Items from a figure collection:
BEGIN

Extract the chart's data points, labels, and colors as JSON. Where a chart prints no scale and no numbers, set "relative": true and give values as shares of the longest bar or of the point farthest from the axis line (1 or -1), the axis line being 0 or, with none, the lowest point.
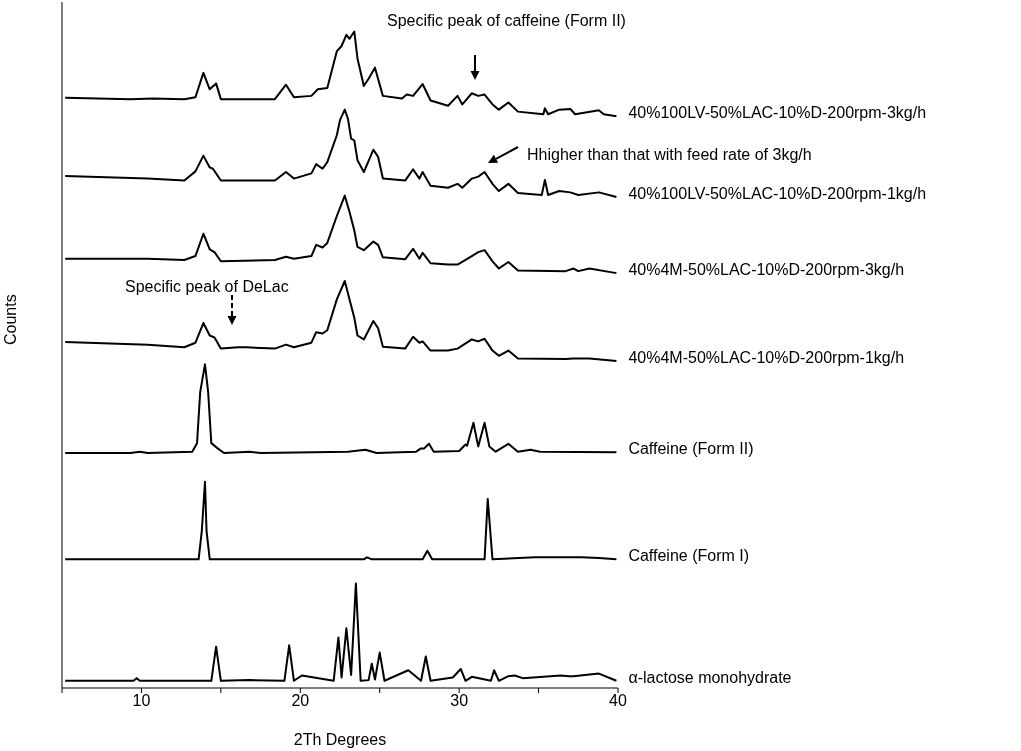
{
  "chart_data": {
    "type": "line",
    "relative": true,
    "xlabel": "2Th Degrees",
    "ylabel": "Counts",
    "xlim": [
      5,
      40
    ],
    "xticks": [
      {
        "value": 5,
        "label": null
      },
      10,
      {
        "value": 15,
        "label": null
      },
      20,
      {
        "value": 25,
        "label": null
      },
      30,
      {
        "value": 35,
        "label": null
      },
      40
    ],
    "annotations": [
      "Specific peak of caffeine (Form II)",
      "Hhigher than that with feed rate of 3kg/h",
      "Specific peak of DeLac"
    ],
    "series": [
      {
        "name": "40%100LV-50%LAC-10%D-200rpm-3kg/h",
        "color": "#000000",
        "x": [
          5.2,
          9.3,
          10.7,
          12.7,
          13.4,
          13.9,
          14.3,
          14.7,
          15.0,
          18.4,
          19.1,
          19.6,
          20.7,
          21.1,
          21.7,
          22.3,
          22.6,
          22.9,
          23.1,
          23.4,
          23.6,
          24.0,
          24.3,
          24.7,
          25.2,
          26.4,
          26.7,
          27.1,
          27.7,
          28.2,
          29.3,
          29.9,
          30.2,
          30.8,
          31.2,
          31.6,
          32.1,
          32.5,
          33.1,
          33.7,
          35.3,
          35.4,
          35.6,
          36.3,
          37.0,
          37.3,
          38.8,
          39.1,
          39.9
        ],
        "values": [
          0.899,
          0.897,
          0.898,
          0.897,
          0.9,
          0.937,
          0.912,
          0.921,
          0.897,
          0.897,
          0.919,
          0.9,
          0.902,
          0.912,
          0.914,
          0.97,
          0.978,
          0.995,
          0.989,
          1.0,
          0.959,
          0.917,
          0.928,
          0.945,
          0.902,
          0.898,
          0.904,
          0.902,
          0.92,
          0.895,
          0.887,
          0.902,
          0.889,
          0.906,
          0.902,
          0.904,
          0.889,
          0.881,
          0.892,
          0.878,
          0.874,
          0.883,
          0.874,
          0.881,
          0.882,
          0.874,
          0.88,
          0.874,
          0.871
        ]
      },
      {
        "name": "40%100LV-50%LAC-10%D-200rpm-1kg/h",
        "color": "#000000",
        "x": [
          5.2,
          10.4,
          12.7,
          13.4,
          13.9,
          14.3,
          14.5,
          15.0,
          18.4,
          19.1,
          19.6,
          20.7,
          21.0,
          21.4,
          21.7,
          22.3,
          22.5,
          22.8,
          23.0,
          23.2,
          23.4,
          23.6,
          24.0,
          24.6,
          24.9,
          25.2,
          26.6,
          27.1,
          27.5,
          27.7,
          28.2,
          29.3,
          29.9,
          30.2,
          30.8,
          31.2,
          31.6,
          32.1,
          32.5,
          33.1,
          33.7,
          35.2,
          35.4,
          35.6,
          36.3,
          37.0,
          37.5,
          38.8,
          39.9
        ],
        "values": [
          0.78,
          0.776,
          0.773,
          0.787,
          0.811,
          0.793,
          0.791,
          0.773,
          0.773,
          0.786,
          0.776,
          0.784,
          0.798,
          0.791,
          0.801,
          0.842,
          0.865,
          0.881,
          0.867,
          0.837,
          0.834,
          0.804,
          0.786,
          0.82,
          0.809,
          0.776,
          0.773,
          0.79,
          0.776,
          0.786,
          0.765,
          0.762,
          0.768,
          0.762,
          0.776,
          0.779,
          0.786,
          0.768,
          0.757,
          0.768,
          0.754,
          0.751,
          0.774,
          0.751,
          0.757,
          0.755,
          0.751,
          0.755,
          0.748
        ]
      },
      {
        "name": "40%4M-50%LAC-10%D-200rpm-3kg/h",
        "color": "#000000",
        "x": [
          5.2,
          10.4,
          12.7,
          13.4,
          13.9,
          14.3,
          14.6,
          15.0,
          18.4,
          19.1,
          19.6,
          20.7,
          21.0,
          21.4,
          21.7,
          22.3,
          22.8,
          23.1,
          23.4,
          23.6,
          24.0,
          24.6,
          24.9,
          25.2,
          26.6,
          27.1,
          27.5,
          27.7,
          28.2,
          29.3,
          29.9,
          30.8,
          31.2,
          31.6,
          32.1,
          32.5,
          33.1,
          33.7,
          36.7,
          37.2,
          37.5,
          38.2,
          39.9
        ],
        "values": [
          0.654,
          0.654,
          0.652,
          0.658,
          0.692,
          0.668,
          0.664,
          0.65,
          0.652,
          0.657,
          0.654,
          0.658,
          0.675,
          0.671,
          0.678,
          0.719,
          0.75,
          0.725,
          0.697,
          0.672,
          0.667,
          0.68,
          0.675,
          0.656,
          0.653,
          0.669,
          0.654,
          0.663,
          0.647,
          0.645,
          0.645,
          0.658,
          0.664,
          0.667,
          0.65,
          0.639,
          0.649,
          0.636,
          0.635,
          0.639,
          0.635,
          0.639,
          0.632
        ]
      },
      {
        "name": "40%4M-50%LAC-10%D-200rpm-1kg/h",
        "color": "#000000",
        "x": [
          5.2,
          10.4,
          12.7,
          13.4,
          13.9,
          14.3,
          14.6,
          15.0,
          16.1,
          16.6,
          18.4,
          19.1,
          19.6,
          20.7,
          21.0,
          21.4,
          21.7,
          22.3,
          22.8,
          23.1,
          23.4,
          23.6,
          24.0,
          24.6,
          24.9,
          25.2,
          26.6,
          27.1,
          27.5,
          27.7,
          28.2,
          29.3,
          29.9,
          30.8,
          31.2,
          31.6,
          32.1,
          32.5,
          33.1,
          33.7,
          36.7,
          37.2,
          38.2,
          39.9
        ],
        "values": [
          0.527,
          0.523,
          0.519,
          0.526,
          0.556,
          0.537,
          0.534,
          0.517,
          0.519,
          0.519,
          0.517,
          0.523,
          0.519,
          0.526,
          0.542,
          0.54,
          0.545,
          0.592,
          0.62,
          0.592,
          0.564,
          0.537,
          0.531,
          0.559,
          0.548,
          0.52,
          0.517,
          0.535,
          0.526,
          0.528,
          0.514,
          0.514,
          0.517,
          0.531,
          0.528,
          0.532,
          0.514,
          0.506,
          0.514,
          0.502,
          0.501,
          0.502,
          0.502,
          0.498
        ]
      },
      {
        "name": "Caffeine (Form II)",
        "color": "#000000",
        "x": [
          5.2,
          9.3,
          9.9,
          10.4,
          13.2,
          13.5,
          13.7,
          14.0,
          14.2,
          14.4,
          14.8,
          15.2,
          16.8,
          17.5,
          23.0,
          24.1,
          24.8,
          27.3,
          27.6,
          27.8,
          28.1,
          28.4,
          30.0,
          30.4,
          30.5,
          30.9,
          31.2,
          31.6,
          31.9,
          32.3,
          33.1,
          33.7,
          34.5,
          35.1,
          39.9
        ],
        "values": [
          0.358,
          0.358,
          0.36,
          0.358,
          0.36,
          0.373,
          0.451,
          0.493,
          0.451,
          0.373,
          0.365,
          0.358,
          0.36,
          0.358,
          0.36,
          0.363,
          0.358,
          0.36,
          0.365,
          0.365,
          0.372,
          0.36,
          0.361,
          0.371,
          0.369,
          0.404,
          0.368,
          0.404,
          0.368,
          0.36,
          0.372,
          0.36,
          0.363,
          0.36,
          0.359
        ]
      },
      {
        "name": "Caffeine (Form I)",
        "color": "#000000",
        "x": [
          5.2,
          13.6,
          13.8,
          14.0,
          14.1,
          14.3,
          24.0,
          24.2,
          24.5,
          27.7,
          28.0,
          28.3,
          31.6,
          31.8,
          32.1,
          34.8,
          37.7,
          38.8,
          39.9
        ],
        "values": [
          0.196,
          0.196,
          0.239,
          0.314,
          0.239,
          0.196,
          0.196,
          0.199,
          0.196,
          0.196,
          0.209,
          0.196,
          0.196,
          0.288,
          0.196,
          0.199,
          0.199,
          0.198,
          0.196
        ]
      },
      {
        "name": "α-lactose monohydrate",
        "color": "#000000",
        "x": [
          5.2,
          9.5,
          9.7,
          9.9,
          14.4,
          14.7,
          15.0,
          16.8,
          19.0,
          19.3,
          19.6,
          20.1,
          22.1,
          22.4,
          22.6,
          22.9,
          23.2,
          23.5,
          23.8,
          24.3,
          24.5,
          24.7,
          25.0,
          25.3,
          26.8,
          27.6,
          27.9,
          28.2,
          29.6,
          30.1,
          30.4,
          30.8,
          32.0,
          32.2,
          32.5,
          33.1,
          33.5,
          34.0,
          36.4,
          36.9,
          37.2,
          38.8,
          39.9
        ],
        "values": [
          0.011,
          0.011,
          0.015,
          0.011,
          0.011,
          0.063,
          0.011,
          0.012,
          0.011,
          0.065,
          0.011,
          0.019,
          0.011,
          0.077,
          0.016,
          0.091,
          0.02,
          0.159,
          0.011,
          0.012,
          0.037,
          0.013,
          0.054,
          0.011,
          0.027,
          0.011,
          0.048,
          0.011,
          0.016,
          0.029,
          0.011,
          0.017,
          0.011,
          0.027,
          0.011,
          0.018,
          0.019,
          0.015,
          0.019,
          0.018,
          0.018,
          0.022,
          0.011
        ]
      }
    ]
  }
}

END

WHAT YOU NEED TO DO — Check all the records above and select each line where the string "Form" is found.

EXERCISE ANSWER —
      "Specific peak of caffeine (Form II)",
        "name": "Caffeine (Form II)",
        "name": "Caffeine (Form I)",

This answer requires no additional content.